◆ Saved data entries ◆
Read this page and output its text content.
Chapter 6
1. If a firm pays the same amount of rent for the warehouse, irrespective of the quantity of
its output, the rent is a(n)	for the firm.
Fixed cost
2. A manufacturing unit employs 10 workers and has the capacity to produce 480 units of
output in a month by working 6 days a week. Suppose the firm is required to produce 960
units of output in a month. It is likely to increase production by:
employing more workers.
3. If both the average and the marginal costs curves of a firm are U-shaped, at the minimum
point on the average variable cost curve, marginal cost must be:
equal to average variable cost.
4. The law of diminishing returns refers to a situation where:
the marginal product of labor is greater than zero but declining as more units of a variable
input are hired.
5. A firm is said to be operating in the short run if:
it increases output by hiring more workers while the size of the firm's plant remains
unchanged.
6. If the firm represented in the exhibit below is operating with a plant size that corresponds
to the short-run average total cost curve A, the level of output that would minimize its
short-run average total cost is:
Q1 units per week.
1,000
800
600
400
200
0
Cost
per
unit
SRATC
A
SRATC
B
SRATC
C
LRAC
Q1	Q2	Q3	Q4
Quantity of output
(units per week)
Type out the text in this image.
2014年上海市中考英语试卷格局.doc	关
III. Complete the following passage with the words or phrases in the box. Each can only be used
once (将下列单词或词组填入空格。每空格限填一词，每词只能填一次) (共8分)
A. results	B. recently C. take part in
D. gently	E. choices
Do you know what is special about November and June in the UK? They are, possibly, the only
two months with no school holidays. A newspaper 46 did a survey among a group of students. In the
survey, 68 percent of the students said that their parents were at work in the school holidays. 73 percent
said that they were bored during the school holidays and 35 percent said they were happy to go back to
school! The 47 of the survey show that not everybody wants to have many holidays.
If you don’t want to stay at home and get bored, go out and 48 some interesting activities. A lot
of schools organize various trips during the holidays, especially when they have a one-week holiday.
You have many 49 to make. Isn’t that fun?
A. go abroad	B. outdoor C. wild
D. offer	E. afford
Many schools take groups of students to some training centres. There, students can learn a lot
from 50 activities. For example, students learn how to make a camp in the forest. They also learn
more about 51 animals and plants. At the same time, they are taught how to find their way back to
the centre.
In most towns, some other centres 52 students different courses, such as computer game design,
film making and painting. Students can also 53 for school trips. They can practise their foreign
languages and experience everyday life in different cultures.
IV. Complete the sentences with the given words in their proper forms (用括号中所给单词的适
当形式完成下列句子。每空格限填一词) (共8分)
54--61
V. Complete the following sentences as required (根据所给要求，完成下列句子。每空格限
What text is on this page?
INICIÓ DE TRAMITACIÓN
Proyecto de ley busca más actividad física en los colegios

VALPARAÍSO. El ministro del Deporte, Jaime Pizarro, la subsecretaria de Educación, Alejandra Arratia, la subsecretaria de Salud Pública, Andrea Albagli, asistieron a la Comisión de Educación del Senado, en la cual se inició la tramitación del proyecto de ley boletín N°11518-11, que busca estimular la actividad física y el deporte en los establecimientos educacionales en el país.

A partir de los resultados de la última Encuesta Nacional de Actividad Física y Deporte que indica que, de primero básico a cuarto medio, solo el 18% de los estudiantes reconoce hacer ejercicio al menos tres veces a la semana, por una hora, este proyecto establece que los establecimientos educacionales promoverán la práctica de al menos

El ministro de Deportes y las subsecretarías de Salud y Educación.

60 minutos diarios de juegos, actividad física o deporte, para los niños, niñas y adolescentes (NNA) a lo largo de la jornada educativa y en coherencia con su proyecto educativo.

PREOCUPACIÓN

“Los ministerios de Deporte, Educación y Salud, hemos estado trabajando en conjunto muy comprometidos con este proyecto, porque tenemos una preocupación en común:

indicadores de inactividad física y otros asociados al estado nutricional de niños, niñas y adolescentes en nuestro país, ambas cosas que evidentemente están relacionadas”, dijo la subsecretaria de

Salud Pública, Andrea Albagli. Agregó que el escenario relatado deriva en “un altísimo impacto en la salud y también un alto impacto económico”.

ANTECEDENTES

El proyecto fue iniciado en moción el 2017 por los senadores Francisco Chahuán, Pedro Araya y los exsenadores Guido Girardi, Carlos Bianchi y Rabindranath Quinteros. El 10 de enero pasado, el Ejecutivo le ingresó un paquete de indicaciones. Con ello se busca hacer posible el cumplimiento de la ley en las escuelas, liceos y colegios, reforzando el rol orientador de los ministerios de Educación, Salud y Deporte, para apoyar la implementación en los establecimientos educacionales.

◆ TO DO ◆
Count every line of the material above that holds the string "page", then state only the total.

◆ RESPONSE FOR THIS EXERCISE ◆
2